>> start
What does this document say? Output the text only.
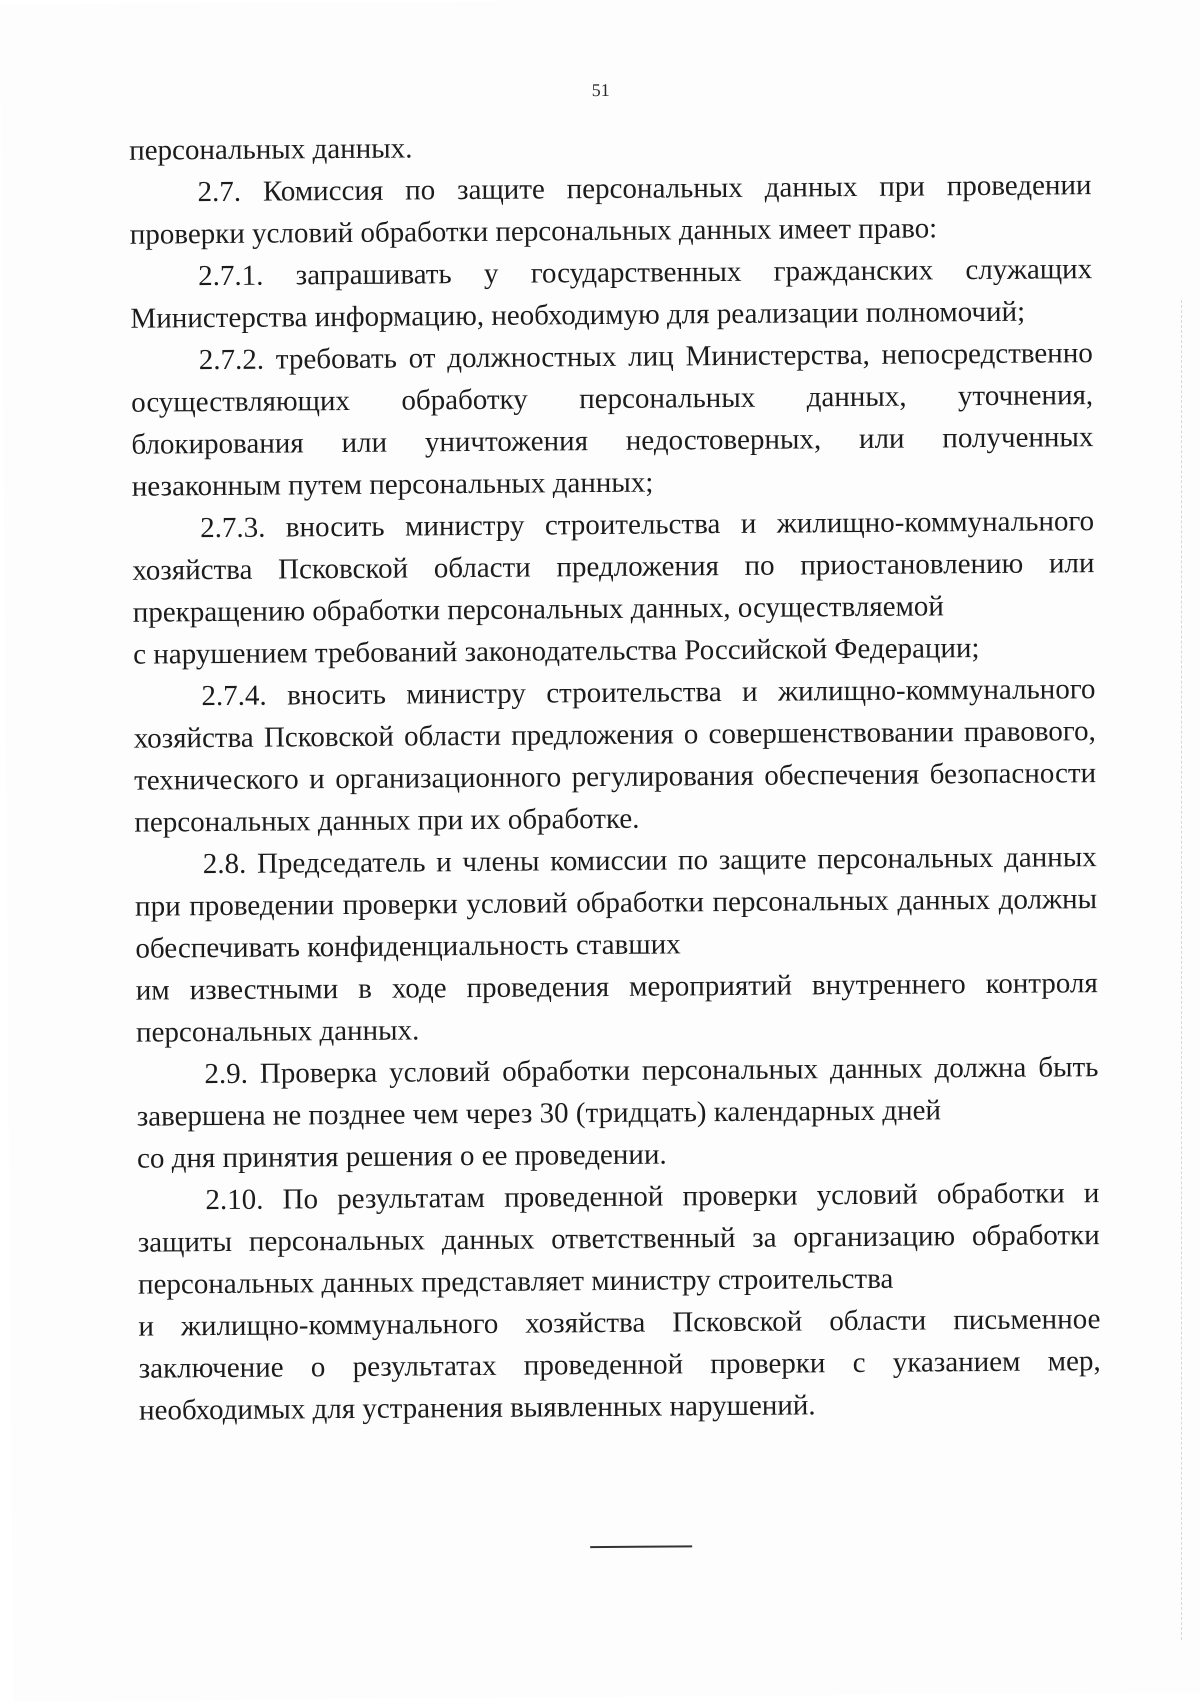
51

персональных данных.

2.7. Комиссия по защите персональных данных при проведении проверки условий обработки персональных данных имеет право:

2.7.1. запрашивать у государственных гражданских служащих Министерства информацию, необходимую для реализации полномочий;

2.7.2. требовать от должностных лиц Министерства, непосредственно осуществляющих обработку персональных данных, уточнения, блокирования или уничтожения недостоверных, или полученных незаконным путем персональных данных;

2.7.3. вносить министру строительства и жилищно-коммунального хозяйства Псковской области предложения по приостановлению или прекращению обработки персональных данных, осуществляемой

с нарушением требований законодательства Российской Федерации;

2.7.4. вносить министру строительства и жилищно-коммунального хозяйства Псковской области предложения о совершенствовании правового, технического и организационного регулирования обеспечения безопасности персональных данных при их обработке.

2.8. Председатель и члены комиссии по защите персональных данных при проведении проверки условий обработки персональных данных должны обеспечивать конфиденциальность ставших

им известными в ходе проведения мероприятий внутреннего контроля персональных данных.

2.9. Проверка условий обработки персональных данных должна быть завершена не позднее чем через 30 (тридцать) календарных дней

со дня принятия решения о ее проведении.

2.10. По результатам проведенной проверки условий обработки и защиты персональных данных ответственный за организацию обработки персональных данных представляет министру строительства

и жилищно-коммунального хозяйства Псковской области письменное заключение о результатах проведенной проверки с указанием мер, необходимых для устранения выявленных нарушений.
>> end
Exercise instructions: Omit every picture, then repeat the remaining data exactly as it appears above.

Reply to the task:
What does this document say? Output the text only.
51

персональных данных.

2.7. Комиссия по защите персональных данных при проведении проверки условий обработки персональных данных имеет право:

2.7.1. запрашивать у государственных гражданских служащих Министерства информацию, необходимую для реализации полномочий;

2.7.2. требовать от должностных лиц Министерства, непосредственно осуществляющих обработку персональных данных, уточнения, блокирования или уничтожения недостоверных, или полученных незаконным путем персональных данных;

2.7.3. вносить министру строительства и жилищно-коммунального хозяйства Псковской области предложения по приостановлению или прекращению обработки персональных данных, осуществляемой

с нарушением требований законодательства Российской Федерации;

2.7.4. вносить министру строительства и жилищно-коммунального хозяйства Псковской области предложения о совершенствовании правового, технического и организационного регулирования обеспечения безопасности персональных данных при их обработке.

2.8. Председатель и члены комиссии по защите персональных данных при проведении проверки условий обработки персональных данных должны обеспечивать конфиденциальность ставших

им известными в ходе проведения мероприятий внутреннего контроля персональных данных.

2.9. Проверка условий обработки персональных данных должна быть завершена не позднее чем через 30 (тридцать) календарных дней

со дня принятия решения о ее проведении.

2.10. По результатам проведенной проверки условий обработки и защиты персональных данных ответственный за организацию обработки персональных данных представляет министру строительства

и жилищно-коммунального хозяйства Псковской области письменное заключение о результатах проведенной проверки с указанием мер, необходимых для устранения выявленных нарушений.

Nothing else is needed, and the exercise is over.